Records
"""
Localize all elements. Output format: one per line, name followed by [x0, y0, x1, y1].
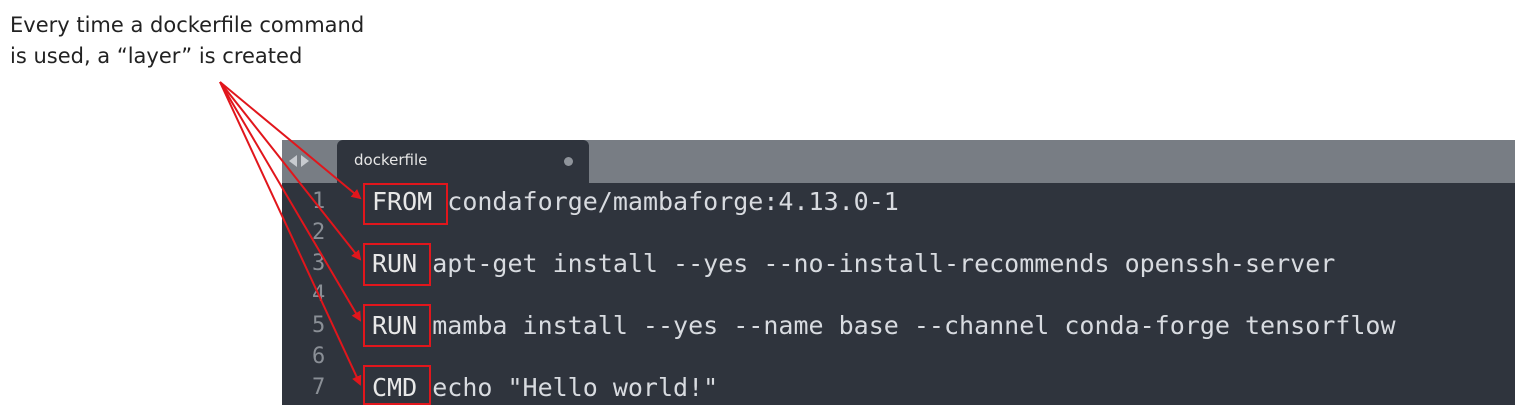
- arrow-to-from: [219, 81, 362, 200]
- arrow-to-run-2: [219, 81, 362, 322]
- annotation-arrows: [219, 81, 362, 386]
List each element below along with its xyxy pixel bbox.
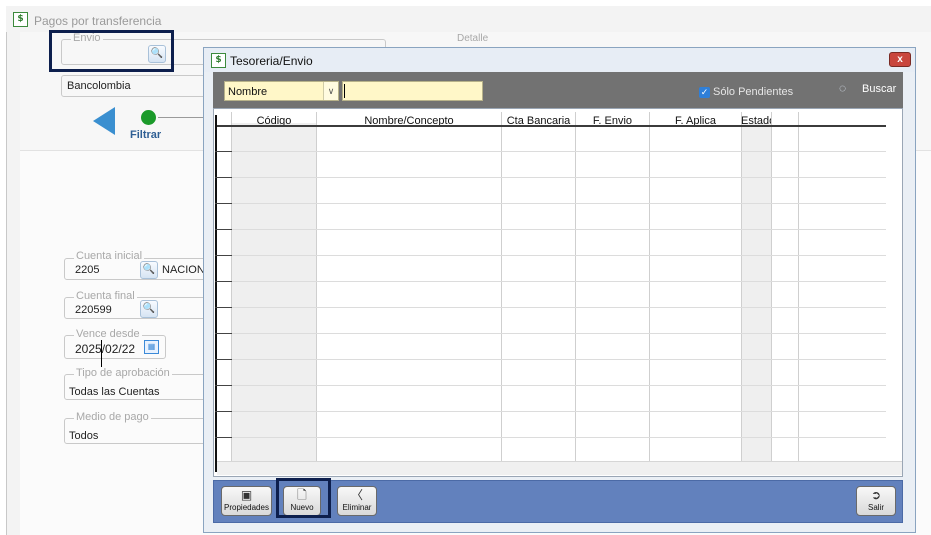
grid-col-divider [771,112,772,461]
table-row[interactable] [217,333,886,334]
row-indicator-tick [215,385,232,386]
propiedades-label: Propiedades [224,503,269,512]
table-row[interactable] [217,255,886,256]
table-row[interactable] [217,359,886,360]
row-indicator-tick [215,151,232,152]
eliminar-label: Eliminar [342,503,372,512]
dialog-app-icon: $ [211,53,226,68]
envio-highlight-box [49,30,174,72]
eraser-icon: 〈 [350,488,363,502]
cuenta-final-search-icon[interactable]: 🔍 [140,300,158,318]
close-icon[interactable]: x [889,52,911,67]
text-cursor [101,340,102,370]
grid-col-divider [649,112,650,461]
cuenta-inicial-caption: Cuenta inicial [74,250,145,262]
cuenta-final-caption: Cuenta final [74,290,137,302]
vence-desde-field[interactable]: 2025/02/22 [75,342,135,356]
row-indicator-tick [215,437,232,438]
row-indicator-tick [215,359,232,360]
grid-col-divider [798,112,799,461]
table-row[interactable] [217,151,886,152]
binoculars-icon[interactable]: ◌ [839,81,853,95]
filter-divider [158,117,208,118]
search-input[interactable] [342,81,483,101]
table-row[interactable] [217,307,886,308]
grid-col-divider [575,112,576,461]
row-indicator-tick [215,281,232,282]
medio-pago-caption: Medio de pago [74,411,151,423]
row-indicator-tick [215,411,232,412]
table-row[interactable] [217,177,886,178]
filter-status-dot [141,110,156,125]
cuenta-inicial-field[interactable]: 2205 [75,264,99,276]
table-row[interactable] [217,203,886,204]
filter-button[interactable]: Filtrar [130,129,161,141]
grid-header-underline [217,125,886,127]
chevron-down-icon[interactable]: ∨ [323,82,338,100]
table-row[interactable] [217,385,886,386]
bank-field[interactable]: Bancolombia [67,80,131,92]
background-window-title: Pagos por transferencia [34,14,162,28]
table-row[interactable] [217,411,886,412]
eliminar-button[interactable]: 〈 Eliminar [337,486,377,516]
only-pending-label: Sólo Pendientes [713,86,794,98]
row-indicator-tick [215,229,232,230]
cuenta-inicial-search-icon[interactable]: 🔍 [140,261,158,279]
salir-button[interactable]: ➲ Salir [856,486,896,516]
search-button[interactable]: Buscar [862,83,896,95]
salir-label: Salir [867,503,884,512]
propiedades-button[interactable]: ▣ Propiedades [221,486,272,516]
row-indicator-tick [215,307,232,308]
grid-horizontal-scrollbar[interactable] [217,461,902,475]
row-indicator-tick [215,177,232,178]
row-indicator-tick [215,333,232,334]
row-indicator-tick [215,255,232,256]
back-arrow-icon[interactable] [93,107,115,135]
only-pending-checkbox[interactable]: ✓ [699,87,710,98]
vence-desde-caption: Vence desde [74,328,142,340]
row-indicator-tick [215,203,232,204]
nuevo-highlight-box [276,478,331,518]
dialog-title: Tesoreria/Envio [230,54,313,68]
search-field-selected: Nombre [228,86,268,98]
tipo-aprobacion-select[interactable]: Todas las Cuentas [69,386,160,398]
medio-pago-select[interactable]: Todos [69,430,98,442]
grid-col-divider [501,112,502,461]
search-input-caret [344,84,345,98]
calendar-icon[interactable]: ▦ [144,340,159,354]
exit-icon: ➲ [870,488,882,502]
grid-row-indicator-bar [215,115,217,472]
table-row[interactable] [217,437,886,438]
app-icon: $ [13,12,28,27]
grid-col-divider [316,112,317,461]
table-row[interactable] [217,281,886,282]
detalle-caption: Detalle [455,33,491,44]
properties-icon: ▣ [240,488,253,502]
tipo-aprobacion-caption: Tipo de aprobación [74,367,172,379]
grid-col-divider [741,112,742,461]
cuenta-final-field[interactable]: 220599 [75,304,112,316]
grid-col-divider [231,112,232,461]
table-row[interactable] [217,229,886,230]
"""
Can you return every one of the entries above word for word, leaving out the pictures?

Localize all elements. Output format: one per line, name followed by [x0, y0, x1, y1].
- arrow-to-from: [219, 81, 362, 200]
- arrow-to-run-2: [219, 81, 362, 322]
- annotation-arrows: [219, 81, 362, 386]
List each element below along with its xyxy pixel bbox.
grid-col-divider [771,112,772,461]
table-row[interactable] [217,333,886,334]
row-indicator-tick [215,385,232,386]
propiedades-label: Propiedades [224,503,269,512]
table-row[interactable] [217,255,886,256]
table-row[interactable] [217,359,886,360]
row-indicator-tick [215,151,232,152]
eliminar-label: Eliminar [342,503,372,512]
dialog-app-icon: $ [211,53,226,68]
envio-highlight-box [49,30,174,72]
eraser-icon: 〈 [350,488,363,502]
cuenta-final-search-icon[interactable]: 🔍 [140,300,158,318]
close-icon[interactable]: x [889,52,911,67]
text-cursor [101,340,102,370]
grid-col-divider [649,112,650,461]
cuenta-inicial-caption: Cuenta inicial [74,250,145,262]
cuenta-final-caption: Cuenta final [74,290,137,302]
vence-desde-field[interactable]: 2025/02/22 [75,342,135,356]
row-indicator-tick [215,437,232,438]
row-indicator-tick [215,359,232,360]
grid-col-divider [798,112,799,461]
table-row[interactable] [217,151,886,152]
binoculars-icon[interactable]: ◌ [839,81,853,95]
filter-divider [158,117,208,118]
search-input[interactable] [342,81,483,101]
table-row[interactable] [217,307,886,308]
grid-col-divider [575,112,576,461]
row-indicator-tick [215,281,232,282]
medio-pago-caption: Medio de pago [74,411,151,423]
row-indicator-tick [215,411,232,412]
table-row[interactable] [217,177,886,178]
filter-status-dot [141,110,156,125]
cuenta-inicial-field[interactable]: 2205 [75,264,99,276]
table-row[interactable] [217,203,886,204]
filter-button[interactable]: Filtrar [130,129,161,141]
grid-header-underline [217,125,886,127]
chevron-down-icon[interactable]: ∨ [323,82,338,100]
table-row[interactable] [217,385,886,386]
bank-field[interactable]: Bancolombia [67,80,131,92]
background-window-title: Pagos por transferencia [34,14,162,28]
table-row[interactable] [217,411,886,412]
eliminar-button[interactable]: 〈 Eliminar [337,486,377,516]
only-pending-label: Sólo Pendientes [713,86,794,98]
row-indicator-tick [215,229,232,230]
cuenta-inicial-search-icon[interactable]: 🔍 [140,261,158,279]
salir-button[interactable]: ➲ Salir [856,486,896,516]
search-button[interactable]: Buscar [862,83,896,95]
salir-label: Salir [867,503,884,512]
propiedades-button[interactable]: ▣ Propiedades [221,486,272,516]
row-indicator-tick [215,307,232,308]
grid-horizontal-scrollbar[interactable] [217,461,902,475]
row-indicator-tick [215,177,232,178]
row-indicator-tick [215,333,232,334]
row-indicator-tick [215,255,232,256]
back-arrow-icon[interactable] [93,107,115,135]
only-pending-checkbox[interactable]: ✓ [699,87,710,98]
vence-desde-caption: Vence desde [74,328,142,340]
row-indicator-tick [215,203,232,204]
nuevo-highlight-box [276,478,331,518]
dialog-title: Tesoreria/Envio [230,54,313,68]
search-field-selected: Nombre [228,86,268,98]
tipo-aprobacion-select[interactable]: Todas las Cuentas [69,386,160,398]
medio-pago-select[interactable]: Todos [69,430,98,442]
grid-col-divider [501,112,502,461]
search-input-caret [344,84,345,98]
calendar-icon[interactable]: ▦ [144,340,159,354]
exit-icon: ➲ [870,488,882,502]
grid-row-indicator-bar [215,115,217,472]
table-row[interactable] [217,437,886,438]
app-icon: $ [13,12,28,27]
grid-col-divider [316,112,317,461]
table-row[interactable] [217,281,886,282]
detalle-caption: Detalle [455,33,491,44]
properties-icon: ▣ [240,488,253,502]
tipo-aprobacion-caption: Tipo de aprobación [74,367,172,379]
grid-col-divider [741,112,742,461]
cuenta-final-field[interactable]: 220599 [75,304,112,316]
grid-col-divider [231,112,232,461]
table-row[interactable] [217,229,886,230]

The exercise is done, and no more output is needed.